■ **Provided text**
____

Under both service lines in our Precision Logistics segment, our performance obligation is met, and revenue is recognized when the packages are delivered. The transaction fees consist of fixed consideration made up of amounts contractually billed to the customer. There are no variable considerations in the transaction fee, in either service line.

 

Authentication

 

Our Authentication segment primarily consists of our brand protection service line which consists of a custom suite of products that offer clients traceability and brand solutions. Terms typically range between 30 and 90 days. Our performance obligation is met, and revenue is recognized, when our products are shipped or delivered depending on the specific agreement with the customer. The transaction fee is made up of fixed consideration based on the related purchase order or agreement. Warranties and other variable considerations are analyzed by the Company, in terms of historical warranties, current economic trends, and changes in customer demand, and have been determined to be insignificant in the three and nine months ended September 30, 2024.

____

■ **Tasks**
1/ Using the revenue recognition excerpt, answer each question briefly:
(a) In the Precision Logistics segment, when is revenue recognized?
(b) What range do terms typically fall within in the Authentication segment?
(c) What three factors does the Company consider when analyzing warranties and other variable considerations?
2/ State whether each statement agrees with the revenue recognition excerpt. Answer yes or no, and quote the words that decide it.
(a) The transaction fees in the Precision Logistics segment include variable consideration.
(b) In the Authentication segment, whether revenue is recognized on shipment or on delivery depends on the agreement with the customer.
(c) Warranties and other variable considerations were judged significant for the nine months ended September 30, 2024.
3/ List every factor that the revenue recognition excerpt gives as a basis for the Company's analysis of warranties and other variable considerations.
Base every response solely on the revenue recognition excerpt.

____

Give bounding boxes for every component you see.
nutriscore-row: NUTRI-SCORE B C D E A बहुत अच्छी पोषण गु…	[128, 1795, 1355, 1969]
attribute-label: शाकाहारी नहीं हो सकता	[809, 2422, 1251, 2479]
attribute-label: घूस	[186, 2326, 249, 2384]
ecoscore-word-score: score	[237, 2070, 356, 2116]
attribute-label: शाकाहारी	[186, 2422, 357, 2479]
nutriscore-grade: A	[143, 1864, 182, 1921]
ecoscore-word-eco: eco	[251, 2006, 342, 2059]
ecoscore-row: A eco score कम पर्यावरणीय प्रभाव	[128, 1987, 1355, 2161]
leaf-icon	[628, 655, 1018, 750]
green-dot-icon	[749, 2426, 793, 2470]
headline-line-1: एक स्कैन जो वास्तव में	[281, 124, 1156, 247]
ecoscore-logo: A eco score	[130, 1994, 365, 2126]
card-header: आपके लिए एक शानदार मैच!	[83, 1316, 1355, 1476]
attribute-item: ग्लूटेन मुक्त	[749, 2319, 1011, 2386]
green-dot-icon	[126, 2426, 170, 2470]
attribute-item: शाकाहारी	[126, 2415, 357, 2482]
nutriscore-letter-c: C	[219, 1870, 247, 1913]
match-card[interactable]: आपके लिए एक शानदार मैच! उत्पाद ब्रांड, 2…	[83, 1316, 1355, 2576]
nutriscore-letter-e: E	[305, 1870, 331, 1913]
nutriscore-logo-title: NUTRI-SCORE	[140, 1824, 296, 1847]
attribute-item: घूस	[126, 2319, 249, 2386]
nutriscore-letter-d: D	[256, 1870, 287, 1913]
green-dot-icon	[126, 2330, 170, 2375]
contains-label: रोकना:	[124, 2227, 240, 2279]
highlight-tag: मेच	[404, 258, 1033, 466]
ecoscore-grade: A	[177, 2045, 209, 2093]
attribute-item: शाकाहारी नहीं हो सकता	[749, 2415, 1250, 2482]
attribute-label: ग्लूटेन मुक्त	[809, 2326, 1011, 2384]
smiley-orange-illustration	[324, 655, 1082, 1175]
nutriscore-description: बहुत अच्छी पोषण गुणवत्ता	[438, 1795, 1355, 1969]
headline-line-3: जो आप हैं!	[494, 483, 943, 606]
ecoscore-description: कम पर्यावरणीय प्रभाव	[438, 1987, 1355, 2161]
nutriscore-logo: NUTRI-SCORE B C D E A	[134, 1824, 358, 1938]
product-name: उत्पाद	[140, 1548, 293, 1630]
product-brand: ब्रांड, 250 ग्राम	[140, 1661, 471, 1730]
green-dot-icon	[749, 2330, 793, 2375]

____

■ **Task-by-task solutions**
1/
(a) When the packages are delivered.
(b) Between 30 and 90 days.
(c) Historical warranties, current economic trends, and changes in customer demand.

2/
(a) No: "There are no variable considerations in the transaction fee, in either service line."
(b) Yes: "when our products are shipped or delivered depending on the specific agreement with the customer."
(c) No: "have been determined to be insignificant in the three and nine months ended September 30, 2024."

3/
- Historical warranties
- Current economic trends
- Changes in customer demand